Set of tasks:
**1.** Answer these questions using the Nijū Mensō no Musume episode list, giving each answer on its own line with the matching letter:
(a) Which station aired the series first, and on what date?
(b) Who sings the ending theme "Unnamed World"?
(c) In episode 5, what circus role does Chiko star as?
**2.** Please write out the part of the Nijū Mensō no Musume episode list starting at "The following is" and ending at "by Aya Hirano.".
**3.** Continue the Nijū Mensō no Musume episode list from where it stops.

= List of Nijū Mensō no Musume episodes =

The following is the list of episodes of the Japanese anime Nijū Mensō no Musume produced by Bones and Telecom Animation Film. The anime is set to contain 22 episodes. The episodes are directed by Nobuo Tomizawa and composed by Rikei Tsuchiya. The fictional characters are designed by Koichi Horikawa.

The series began airing first on Fuji TV on April 12, 2008. Subsequently, other stations such as Kansai TV and Tokai TV began airing on April 22, 2008, and April 25, 2008, respectively. Two pieces of theme songs are used, one opening and one ending theme. The opening theme; "Kasumi [Mist]" (霞), is performed by 369 miroku while the ending theme; "Unnamed World" is sung by Aya Hirano.

==Episodes==

| No. | Title | Original release date |
| 1 | "Door" Transliteration: "Tobira" (Japanese: 扉) | April 13, 2008 |
Chizuko Mikano is living with her aunt and uncle who are slowly poisoning her. However, her sharp intuition allows her survive long enough for the thief Twenty Faces, by chance there to steal the Anastasia Ruby, takes her away to join his band of thieves. They escape from the police in a car and are then ambushed by Tiger, who they shake off by escaping in the airship and heading toward an island.
| 2 | "East Crimson Evening" Transliteration: "Tōhō Kōya" (Japanese: 東方紅夜) | April 20, 2008 |
Chizuko, now nicknamed "Chiko", is introduced to the rest of thieves, who gradually warm up to her and her determination not to be a hindrance. The group is forced to abandon when the police, who were following the airship, arrive at the island. They flee to China and are betrayed by Chen, a man who sells information to thieves for money, but manage to escape with the treasure anyway. On the way back, Twenty Faces is shot and they are forced to take refuge in a woman's house until they can get a hold of the other members of the band. Chiko is left alone with Twenty Faces until Ken and Skipper get back. She discovers that the woman was planning on selling Twenty Faces to a group of bounty hunters and ultimately foil her plans, successfully returning to the base with the treasure.
| 3 | "Castle at the Bottom of the Ocean" Transliteration: "Kaiteijō" (Japanese: 海底城) | April 27, 2008 |
Chiko helps out with the domestic chores of the thieves, including cooking meals. Twenty Faces arranges for the group to explore and recover something important from a sunken underwater fortress, only for the submarine captain to betray them. However, by overlooking Chiko, the captain and his crew find themselves at the mercy of Twenty Faces instead.
| 4 | "Aspirations of a Thief" Transliteration: "Tōzoku Shigan" (Japanese: 盗賊志願) | May 4, 2008 |
As the thieves continue to train Chiko in various skills relating to their line of work, Chiko has yet to participate in any missions. When Ken is compromised, Chiko steps up, despite the reservation of some of the thieves, and successfully accomplishes her role in the theft, establishing herself as a member of the group and her new family.
| 5 | "The Star Performer Lily" Transliteration: "Hanagata Ririi" (Japanese: 花形リリィ) | May 11, 2008 |
Twenty Faces' group work as circus performers in a local town, with Chiko starring as tightrope walker Lily, as a cover to gather information and steal an artifact known as the Clock of the Magi. During Chiko's visits to the museum where the clock is contained, she meets and befriends a girl named Angie. During their last performance, the thieves go about stealing the clock while everyone is attending the circus.

Supplied information:
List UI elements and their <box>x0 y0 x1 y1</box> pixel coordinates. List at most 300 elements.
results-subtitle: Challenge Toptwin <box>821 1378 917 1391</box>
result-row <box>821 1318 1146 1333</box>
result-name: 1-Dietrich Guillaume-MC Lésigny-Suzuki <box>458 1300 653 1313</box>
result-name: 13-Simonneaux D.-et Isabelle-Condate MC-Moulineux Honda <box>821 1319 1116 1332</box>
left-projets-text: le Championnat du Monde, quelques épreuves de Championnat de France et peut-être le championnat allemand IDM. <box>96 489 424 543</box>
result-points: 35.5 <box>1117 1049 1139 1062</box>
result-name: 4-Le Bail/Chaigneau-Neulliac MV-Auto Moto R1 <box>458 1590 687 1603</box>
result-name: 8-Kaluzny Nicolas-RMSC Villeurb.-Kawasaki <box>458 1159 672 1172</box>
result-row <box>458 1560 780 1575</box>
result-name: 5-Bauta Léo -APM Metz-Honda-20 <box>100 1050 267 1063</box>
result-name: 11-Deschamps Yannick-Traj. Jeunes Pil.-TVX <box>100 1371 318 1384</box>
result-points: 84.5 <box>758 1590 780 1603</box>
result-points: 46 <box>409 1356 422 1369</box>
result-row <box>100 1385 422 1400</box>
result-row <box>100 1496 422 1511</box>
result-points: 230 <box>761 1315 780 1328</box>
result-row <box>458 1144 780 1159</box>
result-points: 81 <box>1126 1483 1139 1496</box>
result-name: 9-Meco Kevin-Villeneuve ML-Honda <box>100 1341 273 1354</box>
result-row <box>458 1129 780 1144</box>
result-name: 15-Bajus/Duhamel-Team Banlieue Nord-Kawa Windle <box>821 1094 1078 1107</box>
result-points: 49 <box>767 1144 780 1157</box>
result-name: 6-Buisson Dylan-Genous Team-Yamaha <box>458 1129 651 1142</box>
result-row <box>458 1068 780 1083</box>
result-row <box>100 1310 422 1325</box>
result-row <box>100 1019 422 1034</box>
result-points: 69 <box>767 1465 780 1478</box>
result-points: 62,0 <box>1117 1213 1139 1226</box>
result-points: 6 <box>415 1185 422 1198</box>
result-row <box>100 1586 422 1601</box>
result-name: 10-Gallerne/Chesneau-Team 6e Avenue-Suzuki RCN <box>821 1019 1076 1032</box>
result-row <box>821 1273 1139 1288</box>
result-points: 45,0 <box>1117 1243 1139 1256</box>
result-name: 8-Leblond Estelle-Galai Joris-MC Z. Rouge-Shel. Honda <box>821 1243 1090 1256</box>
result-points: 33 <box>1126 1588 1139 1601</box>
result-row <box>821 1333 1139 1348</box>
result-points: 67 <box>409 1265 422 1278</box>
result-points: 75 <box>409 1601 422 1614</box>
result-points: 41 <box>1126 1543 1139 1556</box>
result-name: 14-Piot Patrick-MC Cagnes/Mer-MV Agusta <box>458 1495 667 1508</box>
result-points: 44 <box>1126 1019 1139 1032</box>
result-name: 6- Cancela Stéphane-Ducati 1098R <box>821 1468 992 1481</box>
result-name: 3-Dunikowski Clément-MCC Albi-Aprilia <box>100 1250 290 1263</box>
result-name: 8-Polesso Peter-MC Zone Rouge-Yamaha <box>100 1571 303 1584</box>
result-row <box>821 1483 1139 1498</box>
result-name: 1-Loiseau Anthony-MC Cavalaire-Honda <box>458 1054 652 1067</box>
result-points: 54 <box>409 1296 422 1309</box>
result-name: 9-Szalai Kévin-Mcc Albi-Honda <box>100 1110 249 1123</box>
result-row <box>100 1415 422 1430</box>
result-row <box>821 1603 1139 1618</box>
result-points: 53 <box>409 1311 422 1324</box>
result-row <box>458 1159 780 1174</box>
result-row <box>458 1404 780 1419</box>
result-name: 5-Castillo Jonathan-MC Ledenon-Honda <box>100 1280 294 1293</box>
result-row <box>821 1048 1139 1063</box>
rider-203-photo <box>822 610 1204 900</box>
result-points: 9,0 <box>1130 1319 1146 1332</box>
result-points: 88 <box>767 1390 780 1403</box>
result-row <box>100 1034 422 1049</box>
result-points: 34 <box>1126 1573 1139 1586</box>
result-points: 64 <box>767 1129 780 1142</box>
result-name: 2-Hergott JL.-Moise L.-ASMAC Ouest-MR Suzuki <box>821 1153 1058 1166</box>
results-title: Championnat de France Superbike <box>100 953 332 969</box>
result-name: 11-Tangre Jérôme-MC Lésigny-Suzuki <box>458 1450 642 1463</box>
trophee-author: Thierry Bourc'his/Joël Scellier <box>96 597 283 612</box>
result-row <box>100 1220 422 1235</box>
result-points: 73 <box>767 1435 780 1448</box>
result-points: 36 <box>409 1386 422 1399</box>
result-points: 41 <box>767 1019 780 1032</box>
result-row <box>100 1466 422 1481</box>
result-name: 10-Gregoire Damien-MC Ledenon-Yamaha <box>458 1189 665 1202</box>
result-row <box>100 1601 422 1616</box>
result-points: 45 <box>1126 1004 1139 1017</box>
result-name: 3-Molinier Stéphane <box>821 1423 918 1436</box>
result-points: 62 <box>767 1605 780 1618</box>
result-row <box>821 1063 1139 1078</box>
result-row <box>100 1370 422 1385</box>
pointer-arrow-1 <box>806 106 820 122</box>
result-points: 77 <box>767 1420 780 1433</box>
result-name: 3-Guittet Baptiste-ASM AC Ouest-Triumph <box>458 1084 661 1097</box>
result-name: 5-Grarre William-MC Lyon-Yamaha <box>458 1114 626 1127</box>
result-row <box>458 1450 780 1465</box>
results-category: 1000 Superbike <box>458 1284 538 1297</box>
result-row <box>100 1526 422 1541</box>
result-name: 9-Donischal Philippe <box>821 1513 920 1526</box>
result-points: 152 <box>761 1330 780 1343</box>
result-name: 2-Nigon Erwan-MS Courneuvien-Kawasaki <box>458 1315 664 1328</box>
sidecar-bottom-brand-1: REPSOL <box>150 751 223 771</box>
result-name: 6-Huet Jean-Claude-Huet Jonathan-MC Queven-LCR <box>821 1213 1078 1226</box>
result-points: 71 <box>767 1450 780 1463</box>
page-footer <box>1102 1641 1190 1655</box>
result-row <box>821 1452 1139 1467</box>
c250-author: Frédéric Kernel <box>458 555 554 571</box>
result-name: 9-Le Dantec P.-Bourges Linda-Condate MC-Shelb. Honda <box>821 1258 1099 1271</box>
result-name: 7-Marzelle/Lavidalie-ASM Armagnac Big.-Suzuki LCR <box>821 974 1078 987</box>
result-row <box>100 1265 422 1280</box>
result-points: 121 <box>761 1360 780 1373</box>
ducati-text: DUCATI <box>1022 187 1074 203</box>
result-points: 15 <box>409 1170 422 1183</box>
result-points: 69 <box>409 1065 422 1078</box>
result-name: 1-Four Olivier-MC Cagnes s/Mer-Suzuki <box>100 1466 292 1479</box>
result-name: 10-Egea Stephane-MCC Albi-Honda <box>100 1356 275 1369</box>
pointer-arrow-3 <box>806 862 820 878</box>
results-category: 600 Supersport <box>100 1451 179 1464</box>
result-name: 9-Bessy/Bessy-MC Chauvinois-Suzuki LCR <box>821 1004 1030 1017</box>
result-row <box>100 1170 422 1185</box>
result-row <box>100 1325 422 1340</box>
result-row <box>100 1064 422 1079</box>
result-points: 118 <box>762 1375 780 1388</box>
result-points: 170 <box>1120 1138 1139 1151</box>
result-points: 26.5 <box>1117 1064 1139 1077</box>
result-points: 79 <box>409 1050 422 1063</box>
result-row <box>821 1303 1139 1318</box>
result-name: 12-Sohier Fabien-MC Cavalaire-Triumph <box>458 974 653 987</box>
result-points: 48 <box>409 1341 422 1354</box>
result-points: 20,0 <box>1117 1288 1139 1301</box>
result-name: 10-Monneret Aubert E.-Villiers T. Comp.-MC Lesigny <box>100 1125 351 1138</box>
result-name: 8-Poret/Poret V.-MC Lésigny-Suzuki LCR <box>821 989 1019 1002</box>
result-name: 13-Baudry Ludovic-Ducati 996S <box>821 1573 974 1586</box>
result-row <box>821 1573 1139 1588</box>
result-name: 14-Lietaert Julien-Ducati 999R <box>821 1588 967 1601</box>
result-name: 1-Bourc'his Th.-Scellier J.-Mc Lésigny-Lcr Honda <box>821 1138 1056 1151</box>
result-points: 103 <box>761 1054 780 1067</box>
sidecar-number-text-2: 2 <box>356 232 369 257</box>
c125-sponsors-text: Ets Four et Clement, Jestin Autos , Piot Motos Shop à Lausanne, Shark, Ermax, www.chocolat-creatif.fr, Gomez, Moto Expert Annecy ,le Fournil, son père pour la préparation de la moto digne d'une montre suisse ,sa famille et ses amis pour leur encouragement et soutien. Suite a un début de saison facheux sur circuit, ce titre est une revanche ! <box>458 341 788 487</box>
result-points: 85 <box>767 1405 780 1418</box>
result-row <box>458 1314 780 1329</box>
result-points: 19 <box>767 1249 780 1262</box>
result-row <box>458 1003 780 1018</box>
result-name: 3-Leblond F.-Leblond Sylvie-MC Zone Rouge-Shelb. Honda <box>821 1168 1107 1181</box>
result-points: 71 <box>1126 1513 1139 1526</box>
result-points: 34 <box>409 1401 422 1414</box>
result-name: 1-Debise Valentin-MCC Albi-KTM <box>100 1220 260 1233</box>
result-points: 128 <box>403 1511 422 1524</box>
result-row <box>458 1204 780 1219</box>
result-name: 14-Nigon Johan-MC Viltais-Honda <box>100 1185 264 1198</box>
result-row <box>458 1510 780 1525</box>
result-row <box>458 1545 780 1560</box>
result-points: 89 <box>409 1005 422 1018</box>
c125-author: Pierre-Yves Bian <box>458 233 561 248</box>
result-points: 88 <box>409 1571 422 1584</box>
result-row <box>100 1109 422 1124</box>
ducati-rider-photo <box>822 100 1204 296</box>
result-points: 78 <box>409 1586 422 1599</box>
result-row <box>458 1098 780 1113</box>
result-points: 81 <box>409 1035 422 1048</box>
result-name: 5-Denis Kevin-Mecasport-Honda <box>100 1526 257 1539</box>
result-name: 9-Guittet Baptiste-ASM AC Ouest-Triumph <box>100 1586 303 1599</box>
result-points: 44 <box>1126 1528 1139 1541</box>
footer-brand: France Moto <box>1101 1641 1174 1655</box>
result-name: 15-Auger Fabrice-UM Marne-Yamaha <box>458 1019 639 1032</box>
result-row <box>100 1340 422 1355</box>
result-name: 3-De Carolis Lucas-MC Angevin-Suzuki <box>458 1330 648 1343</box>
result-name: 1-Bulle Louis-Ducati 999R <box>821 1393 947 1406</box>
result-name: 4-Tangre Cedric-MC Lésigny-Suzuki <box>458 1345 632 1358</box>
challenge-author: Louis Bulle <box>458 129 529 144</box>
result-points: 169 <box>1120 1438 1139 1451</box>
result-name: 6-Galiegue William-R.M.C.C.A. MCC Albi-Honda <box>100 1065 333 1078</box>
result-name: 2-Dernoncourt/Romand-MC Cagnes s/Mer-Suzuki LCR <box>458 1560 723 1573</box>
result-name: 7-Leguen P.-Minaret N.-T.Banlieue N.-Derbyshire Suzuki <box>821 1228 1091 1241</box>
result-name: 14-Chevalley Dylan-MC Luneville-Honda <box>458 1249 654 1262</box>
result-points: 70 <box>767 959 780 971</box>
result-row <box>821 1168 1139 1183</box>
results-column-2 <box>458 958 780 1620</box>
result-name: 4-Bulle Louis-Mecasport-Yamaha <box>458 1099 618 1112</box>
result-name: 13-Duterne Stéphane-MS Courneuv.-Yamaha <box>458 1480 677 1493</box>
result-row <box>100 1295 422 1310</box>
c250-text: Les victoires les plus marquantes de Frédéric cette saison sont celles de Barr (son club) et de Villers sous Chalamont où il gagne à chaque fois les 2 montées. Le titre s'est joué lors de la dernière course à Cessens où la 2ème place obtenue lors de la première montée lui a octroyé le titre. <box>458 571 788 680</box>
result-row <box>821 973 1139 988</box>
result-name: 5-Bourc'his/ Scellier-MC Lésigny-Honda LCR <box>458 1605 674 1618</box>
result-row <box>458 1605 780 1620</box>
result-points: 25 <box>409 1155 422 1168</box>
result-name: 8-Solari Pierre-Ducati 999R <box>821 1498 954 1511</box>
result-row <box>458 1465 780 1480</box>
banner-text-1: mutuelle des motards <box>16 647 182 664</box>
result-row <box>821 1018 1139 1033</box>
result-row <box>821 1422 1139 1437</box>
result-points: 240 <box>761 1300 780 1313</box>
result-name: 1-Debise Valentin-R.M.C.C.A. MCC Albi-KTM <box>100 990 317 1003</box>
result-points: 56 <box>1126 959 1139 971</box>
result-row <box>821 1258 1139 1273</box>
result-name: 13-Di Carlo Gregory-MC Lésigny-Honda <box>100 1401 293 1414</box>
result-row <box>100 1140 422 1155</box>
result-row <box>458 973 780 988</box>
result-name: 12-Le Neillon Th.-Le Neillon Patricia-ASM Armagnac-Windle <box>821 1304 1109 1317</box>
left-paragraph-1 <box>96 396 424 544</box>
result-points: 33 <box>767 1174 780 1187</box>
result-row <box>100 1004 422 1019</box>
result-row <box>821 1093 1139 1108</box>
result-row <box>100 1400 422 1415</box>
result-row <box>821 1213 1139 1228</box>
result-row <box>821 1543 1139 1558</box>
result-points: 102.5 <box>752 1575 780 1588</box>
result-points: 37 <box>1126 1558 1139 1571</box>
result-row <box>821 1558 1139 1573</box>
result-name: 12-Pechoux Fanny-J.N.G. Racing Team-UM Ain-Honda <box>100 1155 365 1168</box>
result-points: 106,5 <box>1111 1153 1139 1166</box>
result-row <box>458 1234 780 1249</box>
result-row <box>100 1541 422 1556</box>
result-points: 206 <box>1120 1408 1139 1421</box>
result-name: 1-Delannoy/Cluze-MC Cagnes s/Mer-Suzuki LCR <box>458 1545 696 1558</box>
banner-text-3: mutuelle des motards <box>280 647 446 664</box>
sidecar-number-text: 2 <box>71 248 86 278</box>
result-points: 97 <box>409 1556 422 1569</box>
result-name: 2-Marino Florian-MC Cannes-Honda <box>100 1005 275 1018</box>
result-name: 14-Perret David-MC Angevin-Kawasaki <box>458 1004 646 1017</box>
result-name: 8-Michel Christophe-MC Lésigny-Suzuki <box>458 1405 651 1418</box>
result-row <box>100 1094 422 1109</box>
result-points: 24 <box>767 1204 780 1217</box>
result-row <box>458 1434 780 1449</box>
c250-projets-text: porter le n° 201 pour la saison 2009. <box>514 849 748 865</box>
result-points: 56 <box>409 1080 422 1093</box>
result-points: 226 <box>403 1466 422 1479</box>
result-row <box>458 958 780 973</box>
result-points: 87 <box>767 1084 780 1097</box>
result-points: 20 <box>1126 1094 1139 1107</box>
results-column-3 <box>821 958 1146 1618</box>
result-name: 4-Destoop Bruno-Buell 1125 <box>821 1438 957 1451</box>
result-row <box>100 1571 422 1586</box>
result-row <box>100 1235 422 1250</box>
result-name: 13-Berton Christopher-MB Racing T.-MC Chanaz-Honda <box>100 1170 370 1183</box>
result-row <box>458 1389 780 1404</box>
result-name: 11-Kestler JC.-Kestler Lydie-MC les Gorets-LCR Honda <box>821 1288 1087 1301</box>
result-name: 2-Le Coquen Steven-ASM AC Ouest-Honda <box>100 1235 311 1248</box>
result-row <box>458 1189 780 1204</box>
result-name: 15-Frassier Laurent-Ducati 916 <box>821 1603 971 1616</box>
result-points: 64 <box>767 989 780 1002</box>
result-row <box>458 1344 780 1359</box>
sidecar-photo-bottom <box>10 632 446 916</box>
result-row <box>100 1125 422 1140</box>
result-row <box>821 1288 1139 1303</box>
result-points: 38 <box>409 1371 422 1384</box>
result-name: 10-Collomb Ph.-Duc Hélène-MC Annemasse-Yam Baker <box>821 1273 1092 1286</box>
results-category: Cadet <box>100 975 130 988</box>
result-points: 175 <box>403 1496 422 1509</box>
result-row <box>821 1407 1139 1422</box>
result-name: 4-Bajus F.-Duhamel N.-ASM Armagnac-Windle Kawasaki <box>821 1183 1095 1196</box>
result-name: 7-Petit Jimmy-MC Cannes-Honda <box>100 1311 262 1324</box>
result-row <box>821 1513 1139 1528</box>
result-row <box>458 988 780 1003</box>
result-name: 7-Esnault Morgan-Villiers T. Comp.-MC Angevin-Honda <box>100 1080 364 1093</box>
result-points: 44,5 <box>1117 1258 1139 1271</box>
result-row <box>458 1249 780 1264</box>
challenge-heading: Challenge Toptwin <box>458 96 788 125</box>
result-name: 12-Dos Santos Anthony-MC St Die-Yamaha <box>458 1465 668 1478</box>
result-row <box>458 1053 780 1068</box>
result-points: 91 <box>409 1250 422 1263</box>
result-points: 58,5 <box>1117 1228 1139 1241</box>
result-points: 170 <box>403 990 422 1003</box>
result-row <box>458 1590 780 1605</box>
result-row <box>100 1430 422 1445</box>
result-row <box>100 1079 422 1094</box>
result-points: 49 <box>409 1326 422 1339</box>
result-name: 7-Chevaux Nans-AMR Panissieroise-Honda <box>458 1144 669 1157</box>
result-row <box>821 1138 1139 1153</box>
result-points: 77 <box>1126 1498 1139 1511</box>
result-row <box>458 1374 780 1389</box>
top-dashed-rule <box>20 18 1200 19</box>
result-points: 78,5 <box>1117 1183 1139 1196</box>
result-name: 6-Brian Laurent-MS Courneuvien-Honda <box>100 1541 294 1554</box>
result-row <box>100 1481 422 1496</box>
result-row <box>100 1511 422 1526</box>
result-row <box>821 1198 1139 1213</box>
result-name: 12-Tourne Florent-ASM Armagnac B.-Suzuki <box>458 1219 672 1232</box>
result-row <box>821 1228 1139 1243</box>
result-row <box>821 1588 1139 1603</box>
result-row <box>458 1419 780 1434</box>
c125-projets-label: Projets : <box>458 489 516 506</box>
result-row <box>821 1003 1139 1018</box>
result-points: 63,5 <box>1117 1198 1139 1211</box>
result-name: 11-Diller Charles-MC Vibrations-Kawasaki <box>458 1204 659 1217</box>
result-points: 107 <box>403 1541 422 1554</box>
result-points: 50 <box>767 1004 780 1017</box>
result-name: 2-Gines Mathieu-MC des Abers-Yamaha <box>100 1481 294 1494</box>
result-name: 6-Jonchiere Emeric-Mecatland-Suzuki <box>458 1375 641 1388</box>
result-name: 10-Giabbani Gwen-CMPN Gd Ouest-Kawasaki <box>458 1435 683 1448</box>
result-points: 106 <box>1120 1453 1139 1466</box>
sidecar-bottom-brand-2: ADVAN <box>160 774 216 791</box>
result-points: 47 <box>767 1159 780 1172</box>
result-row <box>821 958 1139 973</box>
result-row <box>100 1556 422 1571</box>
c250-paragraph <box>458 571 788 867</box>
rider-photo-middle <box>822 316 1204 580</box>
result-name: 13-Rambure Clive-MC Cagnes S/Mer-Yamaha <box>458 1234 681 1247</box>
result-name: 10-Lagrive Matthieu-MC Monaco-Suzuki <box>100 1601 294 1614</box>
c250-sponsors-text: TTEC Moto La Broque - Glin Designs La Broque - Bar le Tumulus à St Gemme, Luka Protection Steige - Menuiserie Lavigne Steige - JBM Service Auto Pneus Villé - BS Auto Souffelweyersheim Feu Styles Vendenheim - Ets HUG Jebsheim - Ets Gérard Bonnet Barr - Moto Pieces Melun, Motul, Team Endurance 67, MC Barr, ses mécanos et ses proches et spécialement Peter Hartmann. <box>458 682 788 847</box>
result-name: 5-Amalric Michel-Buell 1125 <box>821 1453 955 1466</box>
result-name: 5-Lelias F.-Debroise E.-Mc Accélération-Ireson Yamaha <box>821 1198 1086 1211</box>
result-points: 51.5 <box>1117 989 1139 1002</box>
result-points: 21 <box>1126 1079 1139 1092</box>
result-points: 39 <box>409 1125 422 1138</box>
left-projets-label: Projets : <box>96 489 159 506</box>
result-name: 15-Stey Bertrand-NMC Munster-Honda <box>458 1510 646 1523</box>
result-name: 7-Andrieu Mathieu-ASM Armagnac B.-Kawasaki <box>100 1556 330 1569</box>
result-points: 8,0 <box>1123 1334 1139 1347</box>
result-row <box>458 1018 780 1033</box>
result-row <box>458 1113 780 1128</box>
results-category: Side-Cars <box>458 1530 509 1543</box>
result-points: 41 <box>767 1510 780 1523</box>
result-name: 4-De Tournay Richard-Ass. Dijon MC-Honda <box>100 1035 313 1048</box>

Expected responses:
**1.**
(a) Fuji TV, on April 12, 2008
(b) Aya Hirano
(c) Tightrope walker Lily

**2.**
The following is the list of episodes of the Japanese anime Nijū Mensō no Musume produced by Bones and Telecom Animation Film. The anime is set to contain 22 episodes. The episodes are directed by Nobuo Tomizawa and composed by Rikei Tsuchiya. The fictional characters are designed by Koichi Horikawa.

The series began airing first on Fuji TV on April 12, 2008. Subsequently, other stations such as Kansai TV and Tokai TV began airing on April 22, 2008, and April 25, 2008, respectively. Two pieces of theme songs are used, one opening and one ending theme. The opening theme; "Kasumi [Mist]" (霞), is performed by 369 miroku while the ending theme; "Unnamed World" is sung by Aya Hirano.

**3.**
| 6 | "Dreaming of the Prior World" Transliteration: "Utsushiyo no Yume" (Japanese: 現世の夢) | May 18, 2008 |
The gang is on a train returning to their hideout after successfully stealing the Clock of Magi. Tiger and his gang (including Angie who deceived Chiko into thinking she was her friend) attack them and all of Twenty Faces' gang is subsequently killed excluding Ken, Chiko, and Twenty Faces himself. In order to save Chiko from an explosion, Twenty Faces and Tiger supposedly die in an explosion. Ken runs off feeling betrayed, and Chiko is left in shock.
| 7 | "Akechi Appears" Transliteration: "Akechi Tōjō" (Japanese: 明智登場) | June 1, 2008 |
Chiko, remains shocked and depressed, returns to her "home" after being "rescued" by Akine, a detective hired by her aunt. There, her aunt continues to poison her while a new maid called Tome is now Chiko's servant. Despite Tome's efforts, Chiko still refuses to eat, talk or sleep. However, a detective called Akechi showed up and hinted that Twenty Faces may still be alive. Chiko cheered up and started to accept Tome's hospitality. Also, Chiko decided to go to school. In school, Chiko met Shunka who is the granddaughter of the founder of Chiko's school. Later in the episode, Chiko met Akechi again and Akechi gave Chiko the Anastasia Ruby (which is supposed to be possessed by Twenty Faces). Believing Twenty Faces is still alive, Chiko decides to start looking for Twenty Faces as a detective.
| 8 | "The Human Tank" Transliteration: "Ningen Tanku" (Japanese: 人間タンク) | June 8, 2008 |
Chiko slowly settles into a normal life at school and makes friends, though the excitement craving Shunka remains adverse to Chiko. Meanwhile, Uncle Genji, an old family friend of Chiko's, asks for Akine's help for a pharmaceutical company looking for two rogue scientists: Nozomi Kayama and Takashi Tsuya. The missing scientists, who had been researching ways to create an ultimate soldier, a human tank, have used themselves as test subjects and now seek out Chiko, believing that as the Daughter of Twenty Faces, she has the data from during the war that will cure them. When the scientists end up taking Shunka instead, Chiko must come forth to save her. While Dr. Tsuya dies from being unable to control his body any longer and violently attacking everyone, Dr. Kayama escapes and warns Chiko that she will likely be targeted by many wanting to obtain the "legacy of Twenty Faces."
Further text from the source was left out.